Your objective:
Read the lines that follow and pick out every one containing the word "this".

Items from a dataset

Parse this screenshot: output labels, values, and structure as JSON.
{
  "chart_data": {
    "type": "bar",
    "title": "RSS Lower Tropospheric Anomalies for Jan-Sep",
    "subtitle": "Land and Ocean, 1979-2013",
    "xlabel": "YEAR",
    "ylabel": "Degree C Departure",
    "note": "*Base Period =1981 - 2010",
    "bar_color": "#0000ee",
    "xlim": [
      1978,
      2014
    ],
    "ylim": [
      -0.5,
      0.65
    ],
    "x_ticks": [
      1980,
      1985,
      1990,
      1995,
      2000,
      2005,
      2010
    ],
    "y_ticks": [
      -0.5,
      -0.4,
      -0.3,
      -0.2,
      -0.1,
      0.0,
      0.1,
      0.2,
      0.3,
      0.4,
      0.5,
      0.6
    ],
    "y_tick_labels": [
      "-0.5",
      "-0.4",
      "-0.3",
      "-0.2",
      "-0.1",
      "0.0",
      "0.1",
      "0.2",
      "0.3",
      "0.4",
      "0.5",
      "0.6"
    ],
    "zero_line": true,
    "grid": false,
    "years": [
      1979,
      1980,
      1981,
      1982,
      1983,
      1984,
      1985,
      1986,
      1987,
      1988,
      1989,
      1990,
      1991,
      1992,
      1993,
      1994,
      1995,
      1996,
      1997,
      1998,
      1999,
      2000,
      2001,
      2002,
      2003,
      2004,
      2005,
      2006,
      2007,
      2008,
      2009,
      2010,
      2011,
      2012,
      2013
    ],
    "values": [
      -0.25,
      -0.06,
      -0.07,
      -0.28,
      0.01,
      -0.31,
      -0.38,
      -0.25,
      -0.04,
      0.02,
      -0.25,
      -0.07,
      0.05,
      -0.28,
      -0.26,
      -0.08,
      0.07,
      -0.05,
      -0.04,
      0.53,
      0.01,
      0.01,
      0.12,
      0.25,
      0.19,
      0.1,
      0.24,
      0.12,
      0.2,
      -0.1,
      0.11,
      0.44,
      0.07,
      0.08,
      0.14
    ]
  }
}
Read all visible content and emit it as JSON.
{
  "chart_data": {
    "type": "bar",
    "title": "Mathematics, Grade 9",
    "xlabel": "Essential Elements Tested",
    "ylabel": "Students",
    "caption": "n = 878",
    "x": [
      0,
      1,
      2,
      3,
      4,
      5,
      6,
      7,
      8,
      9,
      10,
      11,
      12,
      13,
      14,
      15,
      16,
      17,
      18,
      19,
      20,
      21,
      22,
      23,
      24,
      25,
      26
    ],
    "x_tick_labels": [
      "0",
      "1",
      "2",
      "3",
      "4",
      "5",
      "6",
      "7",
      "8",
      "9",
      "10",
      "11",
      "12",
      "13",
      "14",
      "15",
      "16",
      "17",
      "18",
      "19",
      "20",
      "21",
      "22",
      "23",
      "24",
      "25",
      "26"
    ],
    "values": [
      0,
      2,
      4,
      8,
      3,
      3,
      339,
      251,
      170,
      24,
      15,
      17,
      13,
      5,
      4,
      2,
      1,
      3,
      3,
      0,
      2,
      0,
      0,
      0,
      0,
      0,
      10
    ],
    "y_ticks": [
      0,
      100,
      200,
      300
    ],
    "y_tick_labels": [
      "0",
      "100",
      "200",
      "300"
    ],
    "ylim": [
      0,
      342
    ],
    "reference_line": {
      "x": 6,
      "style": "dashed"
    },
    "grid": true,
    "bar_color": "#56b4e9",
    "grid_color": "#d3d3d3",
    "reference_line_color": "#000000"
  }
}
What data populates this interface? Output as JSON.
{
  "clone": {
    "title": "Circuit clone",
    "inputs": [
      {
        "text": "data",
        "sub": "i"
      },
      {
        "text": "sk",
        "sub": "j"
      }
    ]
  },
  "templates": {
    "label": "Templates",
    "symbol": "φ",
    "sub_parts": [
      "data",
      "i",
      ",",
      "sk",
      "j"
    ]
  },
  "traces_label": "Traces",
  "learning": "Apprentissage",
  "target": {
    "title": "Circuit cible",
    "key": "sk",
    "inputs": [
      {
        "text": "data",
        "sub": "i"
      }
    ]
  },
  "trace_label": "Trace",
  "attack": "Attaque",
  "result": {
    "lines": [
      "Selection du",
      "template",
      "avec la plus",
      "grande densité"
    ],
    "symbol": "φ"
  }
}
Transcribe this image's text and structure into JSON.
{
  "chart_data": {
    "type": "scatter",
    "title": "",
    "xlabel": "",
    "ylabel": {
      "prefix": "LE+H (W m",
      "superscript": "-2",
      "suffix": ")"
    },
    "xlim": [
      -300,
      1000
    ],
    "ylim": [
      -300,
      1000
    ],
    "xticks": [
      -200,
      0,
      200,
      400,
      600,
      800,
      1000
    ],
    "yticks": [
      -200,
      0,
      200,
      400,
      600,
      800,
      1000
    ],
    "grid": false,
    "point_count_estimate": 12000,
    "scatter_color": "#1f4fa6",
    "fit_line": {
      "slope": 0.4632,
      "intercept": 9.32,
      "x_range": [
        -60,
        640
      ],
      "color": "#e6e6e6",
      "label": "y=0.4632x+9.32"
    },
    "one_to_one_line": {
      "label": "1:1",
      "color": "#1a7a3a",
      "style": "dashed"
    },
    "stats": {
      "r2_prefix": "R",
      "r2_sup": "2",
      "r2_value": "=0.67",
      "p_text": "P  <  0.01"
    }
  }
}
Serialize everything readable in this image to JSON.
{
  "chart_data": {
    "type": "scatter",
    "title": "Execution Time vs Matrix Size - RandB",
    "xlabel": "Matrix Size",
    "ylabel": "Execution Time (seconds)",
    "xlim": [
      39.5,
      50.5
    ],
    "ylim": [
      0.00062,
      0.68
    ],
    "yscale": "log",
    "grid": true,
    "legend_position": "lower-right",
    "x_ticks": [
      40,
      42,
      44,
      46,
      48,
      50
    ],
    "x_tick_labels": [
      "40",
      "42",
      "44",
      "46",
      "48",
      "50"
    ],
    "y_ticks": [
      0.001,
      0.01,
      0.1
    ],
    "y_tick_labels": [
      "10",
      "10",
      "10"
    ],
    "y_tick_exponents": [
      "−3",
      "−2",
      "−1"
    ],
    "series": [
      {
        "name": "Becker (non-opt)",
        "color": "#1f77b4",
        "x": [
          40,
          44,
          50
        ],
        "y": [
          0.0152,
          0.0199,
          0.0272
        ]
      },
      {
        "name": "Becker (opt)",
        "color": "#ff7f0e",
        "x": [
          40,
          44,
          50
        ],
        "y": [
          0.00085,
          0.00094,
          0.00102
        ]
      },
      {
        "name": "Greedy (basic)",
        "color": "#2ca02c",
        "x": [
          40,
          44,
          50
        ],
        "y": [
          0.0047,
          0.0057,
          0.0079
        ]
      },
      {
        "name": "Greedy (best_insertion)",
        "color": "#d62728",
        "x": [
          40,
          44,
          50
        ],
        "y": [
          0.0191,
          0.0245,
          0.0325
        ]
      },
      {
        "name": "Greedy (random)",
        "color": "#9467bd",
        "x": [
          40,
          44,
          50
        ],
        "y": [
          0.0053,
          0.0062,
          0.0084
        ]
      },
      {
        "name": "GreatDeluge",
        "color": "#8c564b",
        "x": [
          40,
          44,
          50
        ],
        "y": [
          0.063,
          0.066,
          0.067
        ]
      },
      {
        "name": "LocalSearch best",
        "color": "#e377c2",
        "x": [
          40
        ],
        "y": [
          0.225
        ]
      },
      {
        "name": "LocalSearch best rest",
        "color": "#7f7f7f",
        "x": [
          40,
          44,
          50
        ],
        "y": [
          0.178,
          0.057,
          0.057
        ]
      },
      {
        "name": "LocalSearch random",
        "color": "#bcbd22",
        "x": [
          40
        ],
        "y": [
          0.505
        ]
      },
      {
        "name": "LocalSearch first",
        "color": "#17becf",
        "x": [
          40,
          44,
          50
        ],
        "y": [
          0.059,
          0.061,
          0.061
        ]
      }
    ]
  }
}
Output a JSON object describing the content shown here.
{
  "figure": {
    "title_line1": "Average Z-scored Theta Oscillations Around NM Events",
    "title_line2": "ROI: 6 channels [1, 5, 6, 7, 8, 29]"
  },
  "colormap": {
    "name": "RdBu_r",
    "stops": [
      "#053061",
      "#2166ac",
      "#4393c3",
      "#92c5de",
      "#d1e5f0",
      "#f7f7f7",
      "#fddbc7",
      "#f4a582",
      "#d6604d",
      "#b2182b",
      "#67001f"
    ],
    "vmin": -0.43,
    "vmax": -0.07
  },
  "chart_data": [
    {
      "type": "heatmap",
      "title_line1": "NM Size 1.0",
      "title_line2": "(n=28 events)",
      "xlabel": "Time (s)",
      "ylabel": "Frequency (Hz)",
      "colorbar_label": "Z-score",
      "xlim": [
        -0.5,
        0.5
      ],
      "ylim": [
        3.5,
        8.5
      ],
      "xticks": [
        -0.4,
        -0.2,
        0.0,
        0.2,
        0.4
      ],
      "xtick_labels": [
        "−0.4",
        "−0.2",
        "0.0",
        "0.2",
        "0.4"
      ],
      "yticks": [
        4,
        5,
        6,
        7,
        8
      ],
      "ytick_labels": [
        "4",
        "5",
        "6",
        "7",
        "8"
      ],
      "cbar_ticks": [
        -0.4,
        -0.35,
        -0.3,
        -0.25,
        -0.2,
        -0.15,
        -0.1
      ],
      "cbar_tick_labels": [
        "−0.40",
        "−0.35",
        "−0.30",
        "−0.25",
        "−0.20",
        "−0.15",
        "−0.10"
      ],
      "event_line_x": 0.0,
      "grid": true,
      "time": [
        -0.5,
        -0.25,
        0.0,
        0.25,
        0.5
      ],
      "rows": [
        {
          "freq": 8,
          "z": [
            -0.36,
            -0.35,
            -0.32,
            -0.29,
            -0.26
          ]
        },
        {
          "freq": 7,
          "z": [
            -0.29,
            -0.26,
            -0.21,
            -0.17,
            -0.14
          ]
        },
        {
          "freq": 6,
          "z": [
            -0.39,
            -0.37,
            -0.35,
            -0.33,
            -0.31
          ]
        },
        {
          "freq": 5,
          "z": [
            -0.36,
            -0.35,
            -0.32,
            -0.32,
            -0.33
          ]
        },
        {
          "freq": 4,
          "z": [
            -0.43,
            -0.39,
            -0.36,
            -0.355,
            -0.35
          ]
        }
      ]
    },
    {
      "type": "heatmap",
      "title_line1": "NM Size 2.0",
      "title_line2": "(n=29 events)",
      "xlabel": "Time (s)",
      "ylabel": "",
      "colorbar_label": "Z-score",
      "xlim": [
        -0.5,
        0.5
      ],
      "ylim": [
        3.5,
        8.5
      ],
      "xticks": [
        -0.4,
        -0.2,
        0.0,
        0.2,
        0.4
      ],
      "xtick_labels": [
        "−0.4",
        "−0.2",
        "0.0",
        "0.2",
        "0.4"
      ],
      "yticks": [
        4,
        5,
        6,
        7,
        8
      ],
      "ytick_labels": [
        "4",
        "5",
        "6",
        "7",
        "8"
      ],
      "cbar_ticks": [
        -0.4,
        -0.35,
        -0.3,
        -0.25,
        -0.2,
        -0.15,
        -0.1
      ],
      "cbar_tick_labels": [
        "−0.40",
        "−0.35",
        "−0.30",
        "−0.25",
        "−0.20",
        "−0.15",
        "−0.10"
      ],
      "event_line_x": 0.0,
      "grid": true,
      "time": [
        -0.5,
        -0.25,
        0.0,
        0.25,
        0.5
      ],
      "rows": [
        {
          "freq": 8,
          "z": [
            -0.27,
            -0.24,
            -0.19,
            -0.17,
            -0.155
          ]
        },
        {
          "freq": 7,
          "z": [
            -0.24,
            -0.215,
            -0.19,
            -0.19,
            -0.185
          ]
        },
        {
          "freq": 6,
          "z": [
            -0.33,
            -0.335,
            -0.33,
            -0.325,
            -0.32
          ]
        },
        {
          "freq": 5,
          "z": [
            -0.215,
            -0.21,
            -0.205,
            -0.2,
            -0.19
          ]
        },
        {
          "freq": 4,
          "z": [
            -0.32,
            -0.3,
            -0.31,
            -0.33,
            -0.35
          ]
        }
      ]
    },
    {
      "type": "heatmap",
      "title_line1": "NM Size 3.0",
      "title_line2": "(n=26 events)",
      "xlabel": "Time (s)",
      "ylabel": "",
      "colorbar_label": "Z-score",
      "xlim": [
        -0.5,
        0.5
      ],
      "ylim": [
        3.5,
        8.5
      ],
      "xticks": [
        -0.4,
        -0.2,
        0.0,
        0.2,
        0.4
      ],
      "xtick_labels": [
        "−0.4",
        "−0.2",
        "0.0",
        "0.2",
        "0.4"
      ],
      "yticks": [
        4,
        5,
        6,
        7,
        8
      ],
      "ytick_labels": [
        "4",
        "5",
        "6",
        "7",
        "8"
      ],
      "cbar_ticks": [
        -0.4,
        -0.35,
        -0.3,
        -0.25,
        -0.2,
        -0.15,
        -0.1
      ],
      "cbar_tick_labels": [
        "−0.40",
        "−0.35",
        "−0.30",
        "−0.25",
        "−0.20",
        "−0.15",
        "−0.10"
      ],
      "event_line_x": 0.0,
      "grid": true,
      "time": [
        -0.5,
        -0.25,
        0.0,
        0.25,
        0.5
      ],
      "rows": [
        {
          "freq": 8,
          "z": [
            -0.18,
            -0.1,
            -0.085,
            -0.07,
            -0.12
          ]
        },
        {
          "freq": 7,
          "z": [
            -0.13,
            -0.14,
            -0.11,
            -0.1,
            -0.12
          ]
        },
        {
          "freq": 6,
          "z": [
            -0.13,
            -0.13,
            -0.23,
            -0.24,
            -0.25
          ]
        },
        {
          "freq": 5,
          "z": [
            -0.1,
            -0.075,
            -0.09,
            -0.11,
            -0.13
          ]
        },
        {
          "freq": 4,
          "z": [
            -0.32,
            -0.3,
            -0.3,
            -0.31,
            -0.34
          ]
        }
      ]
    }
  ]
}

Answer below:
Parse this screenshot: output labels, values, and structure as JSON.
What data populates this interface? Output as JSON.
Transcribe this image's text and structure into JSON.
Serialize everything readable in this image to JSON.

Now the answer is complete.